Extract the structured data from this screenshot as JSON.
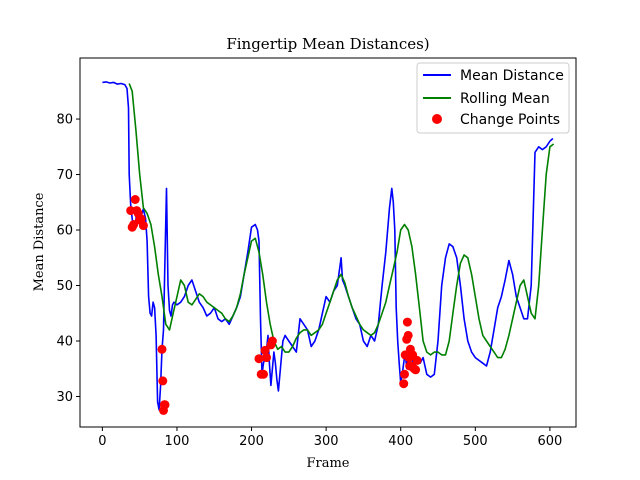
{
  "chart_data": {
    "type": "line",
    "title": "Fingertip Mean Distances)",
    "xlabel": "Frame",
    "ylabel": "Mean Distance",
    "xlim": [
      -30,
      635
    ],
    "ylim": [
      24.5,
      91
    ],
    "xticks": [
      0,
      100,
      200,
      300,
      400,
      500,
      600
    ],
    "yticks": [
      30,
      40,
      50,
      60,
      70,
      80
    ],
    "legend_position": "top-right",
    "grid": false,
    "series": [
      {
        "name": "Mean Distance",
        "kind": "line",
        "color": "#0000ff",
        "x": [
          0,
          5,
          10,
          15,
          20,
          25,
          30,
          33,
          35,
          36,
          38,
          40,
          42,
          44,
          46,
          48,
          50,
          52,
          55,
          58,
          60,
          62,
          64,
          66,
          68,
          70,
          72,
          74,
          76,
          78,
          80,
          82,
          84,
          86,
          88,
          90,
          92,
          94,
          96,
          100,
          105,
          110,
          115,
          120,
          125,
          130,
          135,
          140,
          145,
          150,
          155,
          160,
          165,
          170,
          175,
          180,
          185,
          190,
          195,
          200,
          205,
          208,
          210,
          212,
          214,
          216,
          218,
          220,
          222,
          224,
          226,
          228,
          230,
          232,
          234,
          236,
          238,
          240,
          242,
          245,
          250,
          255,
          260,
          265,
          270,
          275,
          280,
          285,
          290,
          295,
          300,
          305,
          310,
          315,
          318,
          320,
          322,
          325,
          330,
          335,
          340,
          345,
          350,
          355,
          360,
          365,
          370,
          375,
          380,
          385,
          388,
          390,
          392,
          394,
          396,
          398,
          400,
          402,
          404,
          406,
          408,
          410,
          412,
          414,
          416,
          418,
          420,
          423,
          426,
          430,
          435,
          440,
          445,
          450,
          455,
          460,
          465,
          470,
          475,
          480,
          485,
          490,
          495,
          500,
          505,
          510,
          515,
          520,
          525,
          530,
          535,
          540,
          545,
          550,
          555,
          560,
          565,
          570,
          575,
          580,
          585,
          590,
          595,
          600,
          604
        ],
        "y": [
          86.6,
          86.7,
          86.5,
          86.6,
          86.3,
          86.4,
          86.2,
          85.5,
          82,
          70,
          64.5,
          62,
          60.5,
          61,
          63,
          64,
          63.5,
          62.5,
          63.8,
          62,
          58,
          48,
          45,
          44.5,
          47,
          46,
          41,
          29,
          27.6,
          32,
          38.5,
          42,
          55,
          67.5,
          50,
          45.5,
          44.5,
          46.5,
          47,
          46.5,
          47,
          48,
          50,
          51,
          49,
          47,
          46,
          44.5,
          45,
          46,
          44,
          43.5,
          44,
          43,
          44.5,
          46,
          48,
          52,
          56,
          60.5,
          61,
          60,
          58,
          44,
          34,
          36,
          37,
          38.5,
          41,
          36,
          32,
          35,
          38,
          36,
          33,
          31,
          34,
          37,
          40,
          41,
          40,
          39,
          38,
          44,
          43,
          42,
          39,
          40,
          42,
          45,
          48,
          47,
          49,
          50,
          53,
          55,
          51,
          50,
          48,
          46,
          44,
          43,
          40,
          39,
          41,
          40,
          43,
          50,
          56,
          64,
          67.5,
          65,
          60,
          46,
          40,
          36,
          32.5,
          34,
          36,
          38,
          35,
          37,
          38,
          39,
          36,
          35,
          36,
          36.5,
          36,
          37,
          34,
          33.5,
          34,
          40,
          50,
          55,
          57.5,
          57,
          55,
          50,
          44,
          40,
          38,
          37,
          36.5,
          36,
          35.5,
          38,
          42,
          46,
          48,
          51,
          54.5,
          52,
          48,
          46,
          44,
          44,
          50,
          74,
          75,
          74.5,
          75,
          76,
          76.5
        ]
      },
      {
        "name": "Rolling Mean",
        "kind": "line",
        "color": "#008000",
        "x": [
          36,
          40,
          45,
          50,
          55,
          60,
          65,
          70,
          75,
          80,
          85,
          90,
          95,
          100,
          105,
          110,
          115,
          120,
          125,
          130,
          135,
          140,
          145,
          150,
          155,
          160,
          165,
          170,
          175,
          180,
          185,
          190,
          195,
          200,
          205,
          210,
          215,
          220,
          225,
          230,
          235,
          240,
          245,
          250,
          255,
          260,
          265,
          270,
          275,
          280,
          285,
          290,
          295,
          300,
          305,
          310,
          315,
          320,
          325,
          330,
          335,
          340,
          345,
          350,
          355,
          360,
          365,
          370,
          375,
          380,
          385,
          390,
          395,
          400,
          405,
          410,
          415,
          420,
          425,
          430,
          435,
          440,
          445,
          450,
          455,
          460,
          465,
          470,
          475,
          480,
          485,
          490,
          495,
          500,
          505,
          510,
          515,
          520,
          525,
          530,
          535,
          540,
          545,
          550,
          555,
          560,
          565,
          570,
          575,
          580,
          585,
          590,
          595,
          600,
          605
        ],
        "y": [
          86.4,
          85,
          78,
          70,
          64,
          63,
          61,
          57,
          52,
          48,
          43,
          42,
          45,
          48,
          51,
          50,
          47,
          46.5,
          47.5,
          48.5,
          48,
          47,
          46.5,
          46,
          45.5,
          45,
          44,
          43.5,
          44.5,
          46,
          48.5,
          52,
          55,
          58,
          58.5,
          56,
          52,
          47,
          43,
          40,
          38.5,
          39,
          38,
          38,
          39,
          40.5,
          41.5,
          42,
          42,
          41,
          41.5,
          42,
          43,
          45,
          47,
          49,
          51,
          52,
          50.5,
          48,
          46,
          44.5,
          43,
          42,
          41.5,
          41,
          41.5,
          43,
          45,
          47,
          50,
          53,
          56,
          60,
          61,
          60,
          57,
          52,
          46,
          40,
          38,
          37.5,
          38,
          38,
          37.5,
          37.5,
          40,
          45,
          50,
          54,
          55.5,
          55,
          52,
          48,
          44,
          41,
          40,
          39,
          38,
          37,
          37,
          38.5,
          41,
          44,
          47,
          50,
          51,
          48,
          45,
          44,
          50,
          60,
          70,
          75,
          75.5
        ]
      }
    ],
    "change_points": {
      "name": "Change Points",
      "color": "#ff0000",
      "x": [
        38,
        40,
        42,
        44,
        46,
        48,
        50,
        52,
        55,
        80,
        81,
        82,
        83,
        84,
        210,
        213,
        216,
        218,
        220,
        226,
        228,
        404,
        405,
        406,
        408,
        409,
        410,
        411,
        412,
        413,
        414,
        416,
        418,
        420,
        422
      ],
      "y": [
        63.5,
        60.5,
        61,
        65.5,
        63.5,
        63,
        61.8,
        62,
        60.8,
        38.5,
        32.8,
        27.5,
        28.5,
        28.5,
        36.8,
        34,
        34,
        38.3,
        37,
        39.3,
        40,
        32.3,
        34,
        37.5,
        40.3,
        43.4,
        41,
        37,
        35.5,
        38.5,
        35.5,
        37.5,
        35,
        34.8,
        36.5
      ]
    }
  }
}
•••••
Leave out the pictures, and give all the records again exactly.

Extract the structured data from this screenshot as JSON.
{
  "chart_data": {
    "type": "line",
    "title": "Fingertip Mean Distances)",
    "xlabel": "Frame",
    "ylabel": "Mean Distance",
    "xlim": [
      -30,
      635
    ],
    "ylim": [
      24.5,
      91
    ],
    "xticks": [
      0,
      100,
      200,
      300,
      400,
      500,
      600
    ],
    "yticks": [
      30,
      40,
      50,
      60,
      70,
      80
    ],
    "legend_position": "top-right",
    "grid": false,
    "series": [
      {
        "name": "Mean Distance",
        "kind": "line",
        "color": "#0000ff",
        "x": [
          0,
          5,
          10,
          15,
          20,
          25,
          30,
          33,
          35,
          36,
          38,
          40,
          42,
          44,
          46,
          48,
          50,
          52,
          55,
          58,
          60,
          62,
          64,
          66,
          68,
          70,
          72,
          74,
          76,
          78,
          80,
          82,
          84,
          86,
          88,
          90,
          92,
          94,
          96,
          100,
          105,
          110,
          115,
          120,
          125,
          130,
          135,
          140,
          145,
          150,
          155,
          160,
          165,
          170,
          175,
          180,
          185,
          190,
          195,
          200,
          205,
          208,
          210,
          212,
          214,
          216,
          218,
          220,
          222,
          224,
          226,
          228,
          230,
          232,
          234,
          236,
          238,
          240,
          242,
          245,
          250,
          255,
          260,
          265,
          270,
          275,
          280,
          285,
          290,
          295,
          300,
          305,
          310,
          315,
          318,
          320,
          322,
          325,
          330,
          335,
          340,
          345,
          350,
          355,
          360,
          365,
          370,
          375,
          380,
          385,
          388,
          390,
          392,
          394,
          396,
          398,
          400,
          402,
          404,
          406,
          408,
          410,
          412,
          414,
          416,
          418,
          420,
          423,
          426,
          430,
          435,
          440,
          445,
          450,
          455,
          460,
          465,
          470,
          475,
          480,
          485,
          490,
          495,
          500,
          505,
          510,
          515,
          520,
          525,
          530,
          535,
          540,
          545,
          550,
          555,
          560,
          565,
          570,
          575,
          580,
          585,
          590,
          595,
          600,
          604
        ],
        "y": [
          86.6,
          86.7,
          86.5,
          86.6,
          86.3,
          86.4,
          86.2,
          85.5,
          82,
          70,
          64.5,
          62,
          60.5,
          61,
          63,
          64,
          63.5,
          62.5,
          63.8,
          62,
          58,
          48,
          45,
          44.5,
          47,
          46,
          41,
          29,
          27.6,
          32,
          38.5,
          42,
          55,
          67.5,
          50,
          45.5,
          44.5,
          46.5,
          47,
          46.5,
          47,
          48,
          50,
          51,
          49,
          47,
          46,
          44.5,
          45,
          46,
          44,
          43.5,
          44,
          43,
          44.5,
          46,
          48,
          52,
          56,
          60.5,
          61,
          60,
          58,
          44,
          34,
          36,
          37,
          38.5,
          41,
          36,
          32,
          35,
          38,
          36,
          33,
          31,
          34,
          37,
          40,
          41,
          40,
          39,
          38,
          44,
          43,
          42,
          39,
          40,
          42,
          45,
          48,
          47,
          49,
          50,
          53,
          55,
          51,
          50,
          48,
          46,
          44,
          43,
          40,
          39,
          41,
          40,
          43,
          50,
          56,
          64,
          67.5,
          65,
          60,
          46,
          40,
          36,
          32.5,
          34,
          36,
          38,
          35,
          37,
          38,
          39,
          36,
          35,
          36,
          36.5,
          36,
          37,
          34,
          33.5,
          34,
          40,
          50,
          55,
          57.5,
          57,
          55,
          50,
          44,
          40,
          38,
          37,
          36.5,
          36,
          35.5,
          38,
          42,
          46,
          48,
          51,
          54.5,
          52,
          48,
          46,
          44,
          44,
          50,
          74,
          75,
          74.5,
          75,
          76,
          76.5
        ]
      },
      {
        "name": "Rolling Mean",
        "kind": "line",
        "color": "#008000",
        "x": [
          36,
          40,
          45,
          50,
          55,
          60,
          65,
          70,
          75,
          80,
          85,
          90,
          95,
          100,
          105,
          110,
          115,
          120,
          125,
          130,
          135,
          140,
          145,
          150,
          155,
          160,
          165,
          170,
          175,
          180,
          185,
          190,
          195,
          200,
          205,
          210,
          215,
          220,
          225,
          230,
          235,
          240,
          245,
          250,
          255,
          260,
          265,
          270,
          275,
          280,
          285,
          290,
          295,
          300,
          305,
          310,
          315,
          320,
          325,
          330,
          335,
          340,
          345,
          350,
          355,
          360,
          365,
          370,
          375,
          380,
          385,
          390,
          395,
          400,
          405,
          410,
          415,
          420,
          425,
          430,
          435,
          440,
          445,
          450,
          455,
          460,
          465,
          470,
          475,
          480,
          485,
          490,
          495,
          500,
          505,
          510,
          515,
          520,
          525,
          530,
          535,
          540,
          545,
          550,
          555,
          560,
          565,
          570,
          575,
          580,
          585,
          590,
          595,
          600,
          605
        ],
        "y": [
          86.4,
          85,
          78,
          70,
          64,
          63,
          61,
          57,
          52,
          48,
          43,
          42,
          45,
          48,
          51,
          50,
          47,
          46.5,
          47.5,
          48.5,
          48,
          47,
          46.5,
          46,
          45.5,
          45,
          44,
          43.5,
          44.5,
          46,
          48.5,
          52,
          55,
          58,
          58.5,
          56,
          52,
          47,
          43,
          40,
          38.5,
          39,
          38,
          38,
          39,
          40.5,
          41.5,
          42,
          42,
          41,
          41.5,
          42,
          43,
          45,
          47,
          49,
          51,
          52,
          50.5,
          48,
          46,
          44.5,
          43,
          42,
          41.5,
          41,
          41.5,
          43,
          45,
          47,
          50,
          53,
          56,
          60,
          61,
          60,
          57,
          52,
          46,
          40,
          38,
          37.5,
          38,
          38,
          37.5,
          37.5,
          40,
          45,
          50,
          54,
          55.5,
          55,
          52,
          48,
          44,
          41,
          40,
          39,
          38,
          37,
          37,
          38.5,
          41,
          44,
          47,
          50,
          51,
          48,
          45,
          44,
          50,
          60,
          70,
          75,
          75.5
        ]
      }
    ],
    "change_points": {
      "name": "Change Points",
      "color": "#ff0000",
      "x": [
        38,
        40,
        42,
        44,
        46,
        48,
        50,
        52,
        55,
        80,
        81,
        82,
        83,
        84,
        210,
        213,
        216,
        218,
        220,
        226,
        228,
        404,
        405,
        406,
        408,
        409,
        410,
        411,
        412,
        413,
        414,
        416,
        418,
        420,
        422
      ],
      "y": [
        63.5,
        60.5,
        61,
        65.5,
        63.5,
        63,
        61.8,
        62,
        60.8,
        38.5,
        32.8,
        27.5,
        28.5,
        28.5,
        36.8,
        34,
        34,
        38.3,
        37,
        39.3,
        40,
        32.3,
        34,
        37.5,
        40.3,
        43.4,
        41,
        37,
        35.5,
        38.5,
        35.5,
        37.5,
        35,
        34.8,
        36.5
      ]
    }
  }
}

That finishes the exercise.